Job a:
Rewrite the notebook code below starting at "## The next" and ending at "rows = target.find_all('tr')", replacing "all_tables" with "body_tables" throughout.

## Getting the URLS

In [1]:
import requests
from bs4 import BeautifulSoup
import pandas as pd
import numpy as np
import re
import sys, getopt
import csv
import os
import time

In [2]:
pl_url = 'https://fbref.com/en/comps/9/3232/2019-2020-Premier-League-Stats'

In [3]:
res = requests.get(pl_url)
## The next two lines get around the issue with comments breaking the parsing.
comm = re.compile("<!--|-->")
soup = BeautifulSoup(comm.sub("",res.text),'lxml')

In [4]:
all_tables = soup.findAll("tbody")

In [5]:
target = all_tables[0]
features_wanted = ['squad']

In [6]:
rows = target.find_all('tr')

teams_urls = dict()

for row in rows:
    for f in features_wanted:
        cell = row.find("td", {"data-stat": f})
        text = cell.text.strip()
        
        if f in teams_urls:
            teams_urls[f].append(text)
        else:
            teams_urls[f] = [text]
        
        for a in cell.find_all('a', href=True):
            if 'url' in teams_urls:
                teams_urls['url'].append('https://fbref.com' + a['href'])
            else:
                teams_urls['url'] = ['https://fbref.com' + a['href']]

In [7]:
teams_urls

{'squad': ['Liverpool',
  'Manchester City',
  'Manchester Utd',
  'Chelsea',
  'Leicester City',
  'Tottenham',
  'Wolves',
  'Arsenal',
  'Sheffield Utd',
  'Burnley',
  'Southampton',
  'Everton',
  'Newcastle Utd',
  'Crystal Palace',
  'Brighton',
  'West Ham',
  'Aston Villa',
  'Bournemouth',
  'Watford',
  'Norwich City'],
 'url': ['https://fbref.com/en/squads/822bd0ba/2019-2020/Liverpool-Stats',
  'https://fbref.com/en/squads/b8fd03ef/2019-2020/Manchester-City-Stats',
  'https://fbref.com/en/squads/19538871/2019-2020/Manchester-United-Stats',
  'https://fbref.com/en/squads/cff3d9bb/2019-2020/Chelsea-Stats',
  'https://fbref.com/en/squads/a2d435b3/2019-2020/Leicester-City-Stats',
  'https://fbref.com/en/squads/361ca564/2019-2020/Tottenham-Hotspur-Stats',
  'https://fbref.com/en/squads/8cec06e1/2019-2020/Wolverhampton-Wanderers-Stats',
  'https://fbref.com/en/squads/18bb7c10/2019-2020/Arsenal-Stats',
  'https://fbref.com/en/squads/1df6b87e/2019-2020/Sheffield-United-Stats',
  'h

## Get The Data for Each Team

In [8]:
teams_df = dict()

Entries shown:
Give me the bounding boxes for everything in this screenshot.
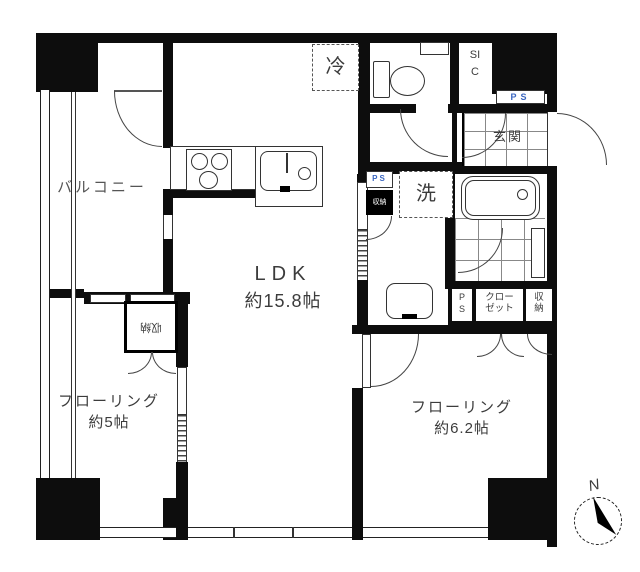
west-room-sliding-door-track xyxy=(177,415,187,462)
sic-label-text: SIC xyxy=(469,47,482,81)
toilet-door-arc xyxy=(400,109,448,157)
entrance-ps-box: PS xyxy=(496,90,545,104)
wall-balcony-kitchen xyxy=(163,40,173,148)
faucet-knob xyxy=(298,167,311,180)
kitchen-side-window xyxy=(163,215,173,239)
stove-burner xyxy=(199,171,218,189)
faucet-base xyxy=(280,186,290,192)
window-mullion xyxy=(292,527,294,538)
west-closet-door-arc-left xyxy=(128,352,152,374)
balcony-door-arc xyxy=(114,91,162,147)
front-door-swing-arc xyxy=(557,113,607,165)
faucet-stem xyxy=(286,153,288,173)
wall-toilet-sic xyxy=(450,43,459,105)
washroom-storage-box: 収納 xyxy=(366,190,393,215)
stove-burner xyxy=(211,153,228,170)
east-storage-label: 収納 xyxy=(534,289,545,315)
west-room-label: フローリング xyxy=(50,390,168,411)
wall-balcony-seg1 xyxy=(163,197,173,215)
closet-ps-box: PS xyxy=(452,289,472,321)
window-bottom-east xyxy=(363,527,488,538)
west-room-sliding-door-panel xyxy=(177,367,187,415)
washroom-storage-label: 収納 xyxy=(366,190,393,215)
washing-machine-label: 洗 xyxy=(400,172,452,216)
sic-room-label: SIC xyxy=(460,47,490,105)
closet-ps-label: PS xyxy=(457,289,467,315)
east-room-door-arc xyxy=(371,334,419,387)
wall-balcony-divider xyxy=(50,289,84,298)
refrigerator-space: 冷 xyxy=(312,44,359,91)
window-bottom-ldk xyxy=(188,527,352,538)
west-room-closet-box: 収納 xyxy=(124,301,178,353)
east-room-label: フローリング xyxy=(403,396,521,417)
window-mullion xyxy=(233,527,235,538)
east-room-door-leaf xyxy=(362,334,371,388)
bath-counter xyxy=(531,228,545,278)
wall-balcony-seg2 xyxy=(163,239,173,292)
wall-block-bottom-right xyxy=(488,478,557,540)
wall-right-upper xyxy=(547,36,557,113)
toilet-tank xyxy=(373,61,390,98)
vanity-drain xyxy=(402,314,417,319)
balcony-label: バルコニー xyxy=(52,176,152,197)
east-storage-box: 収納 xyxy=(526,289,552,321)
floor-plan: 玄関 SIC PS 冷 バルコニー LDK 約15.8帖 PS 収納 洗 xyxy=(0,0,640,572)
washroom-ps-box: PS xyxy=(366,171,393,188)
west-room-closet-label: 収納 xyxy=(127,304,175,350)
compass-north-label: N xyxy=(578,474,609,497)
west-room-wall-slot xyxy=(90,294,126,303)
east-storage-door-arc xyxy=(527,334,552,355)
front-door-gap xyxy=(547,112,557,166)
ldk-label: LDK xyxy=(233,263,333,286)
wall-west-room-east-lower xyxy=(176,462,188,540)
closet-door-arc-left xyxy=(477,334,501,357)
washroom-storage-door-arc xyxy=(366,216,392,240)
ldk-size-label: 約15.8帖 xyxy=(220,287,346,313)
west-room-size-label: 約5帖 xyxy=(50,411,168,432)
washing-machine-space: 洗 xyxy=(399,171,453,218)
wall-entrance-top xyxy=(448,104,557,113)
wall-top xyxy=(88,33,557,43)
toilet-cabinet xyxy=(420,42,449,55)
refrigerator-label: 冷 xyxy=(313,45,358,89)
wall-east-room-top xyxy=(352,325,557,334)
window-bottom-west xyxy=(100,527,176,538)
bathtub-drain xyxy=(517,189,528,200)
washroom-ps-label: PS xyxy=(367,172,392,186)
closet-box: クローゼット xyxy=(476,289,523,321)
stove-burner xyxy=(191,153,208,170)
closet-door-arc-right xyxy=(501,334,524,357)
window-left-outer xyxy=(40,90,50,478)
east-room-size-label: 約6.2帖 xyxy=(403,417,521,438)
wall-entrance-step xyxy=(452,113,457,166)
wall-east-room-west xyxy=(352,388,363,540)
toilet-bowl xyxy=(390,66,425,96)
entrance-ps-label: PS xyxy=(497,91,544,103)
entrance-label: 玄関 xyxy=(486,126,530,145)
wall-block-bottom-left xyxy=(36,478,100,540)
west-closet-door-arc-right xyxy=(152,352,176,374)
closet-label: クローゼット xyxy=(484,289,516,315)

Job b:
Turn the lines of the records above, starting at the line containing "west-room-sliding-door-track xyxy=(177,415,187,462)" and ending at the line containing "faucet-knob xyxy=(298,167,311,180)", into a numbered list with blank lines left out.

Expected answer a:
## The next two lines get around the issue with comments breaking the parsing.
comm = re.compile("<!--|-->")
soup = BeautifulSoup(comm.sub("",res.text),'lxml')

In [4]:
body_tables = soup.findAll("tbody")

In [5]:
target = body_tables[0]
features_wanted = ['squad']

In [6]:
rows = target.find_all('tr')

Expected answer b:
1. west-room-sliding-door-track xyxy=(177,415,187,462)
2. sic-label-text: SIC xyxy=(469,47,482,81)
3. toilet-door-arc xyxy=(400,109,448,157)
4. entrance-ps-box: PS xyxy=(496,90,545,104)
5. wall-balcony-kitchen xyxy=(163,40,173,148)
6. faucet-knob xyxy=(298,167,311,180)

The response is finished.